◆ Required work
Tally the lines below that contain "consumption". The number is the whole answer.
»»
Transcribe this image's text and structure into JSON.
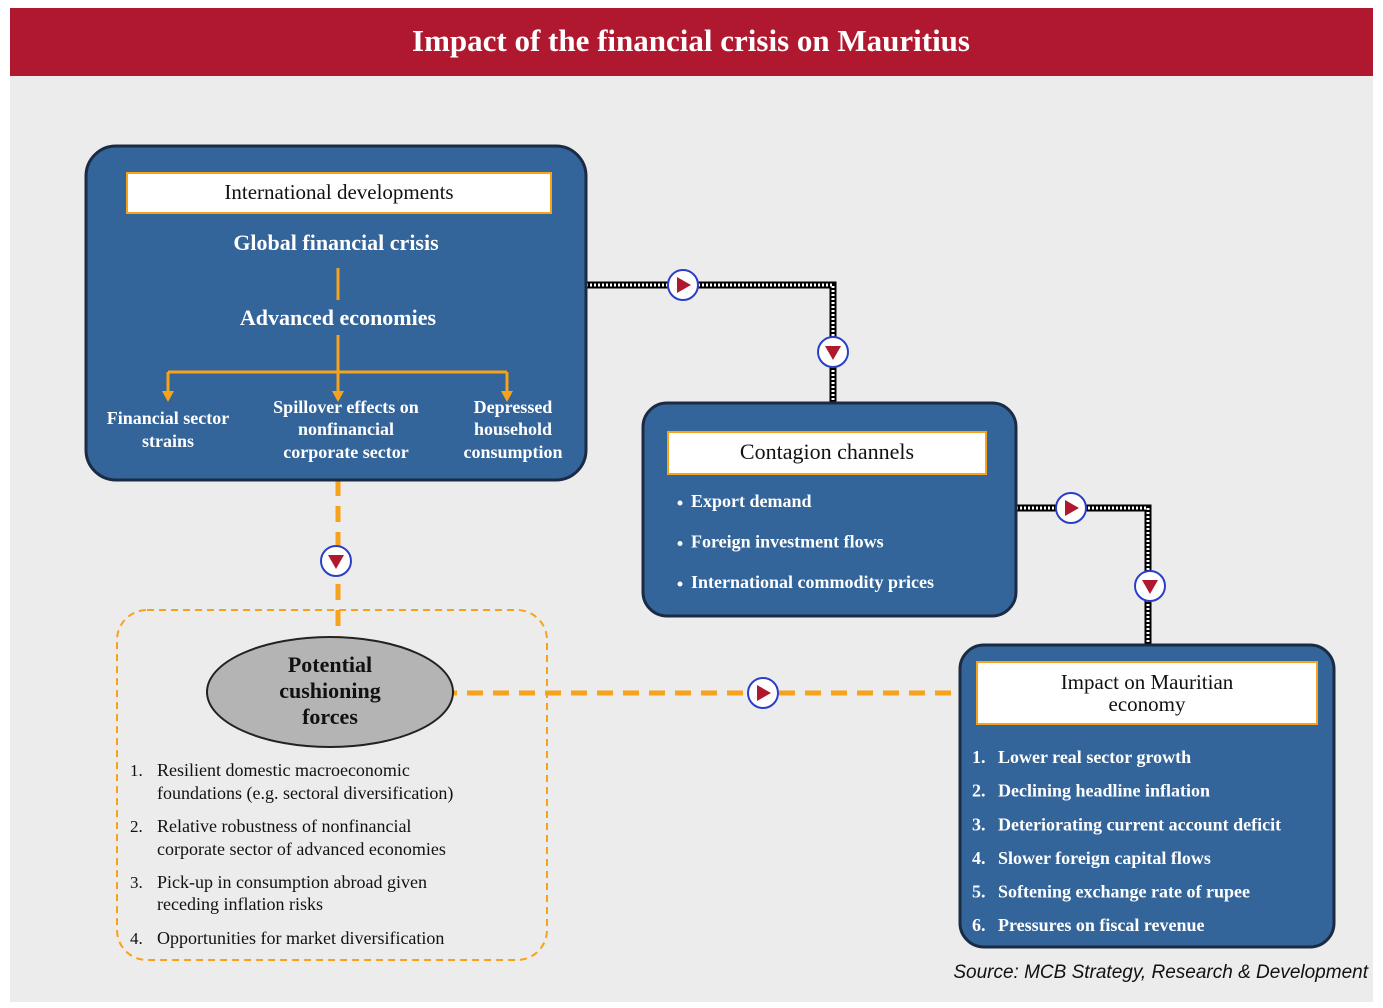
{
  "title": "Impact of the financial crisis on Mauritius",
  "international": {
    "header": "International developments",
    "level1": "Global financial crisis",
    "level2": "Advanced economies",
    "effects": [
      [
        "Financial sector",
        "strains"
      ],
      [
        "Spillover effects on",
        "nonfinancial",
        "corporate sector"
      ],
      [
        "Depressed",
        "household",
        "consumption"
      ]
    ]
  },
  "contagion": {
    "header": "Contagion channels",
    "items": [
      "Export demand",
      "Foreign investment flows",
      "International commodity prices"
    ]
  },
  "impact": {
    "header": [
      "Impact on Mauritian",
      "economy"
    ],
    "items": [
      {
        "number": "1.",
        "text": "Lower real sector growth"
      },
      {
        "number": "2.",
        "text": "Declining headline inflation"
      },
      {
        "number": "3.",
        "text": "Deteriorating current account deficit"
      },
      {
        "number": "4.",
        "text": "Slower foreign capital flows"
      },
      {
        "number": "5.",
        "text": "Softening exchange rate of rupee"
      },
      {
        "number": "6.",
        "text": "Pressures on fiscal revenue"
      }
    ]
  },
  "cushioning": {
    "label": [
      "Potential",
      "cushioning",
      "forces"
    ],
    "items": [
      {
        "number": "1.",
        "lines": [
          "Resilient domestic macroeconomic",
          "foundations (e.g. sectoral diversification)"
        ]
      },
      {
        "number": "2.",
        "lines": [
          "Relative robustness of nonfinancial",
          "corporate sector of advanced economies"
        ]
      },
      {
        "number": "3.",
        "lines": [
          "Pick-up in consumption abroad given",
          "receding inflation risks"
        ]
      },
      {
        "number": "4.",
        "lines": [
          "Opportunities for market diversification"
        ]
      }
    ]
  },
  "source": "Source: MCB Strategy, Research & Development"
}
««
◆ Response
2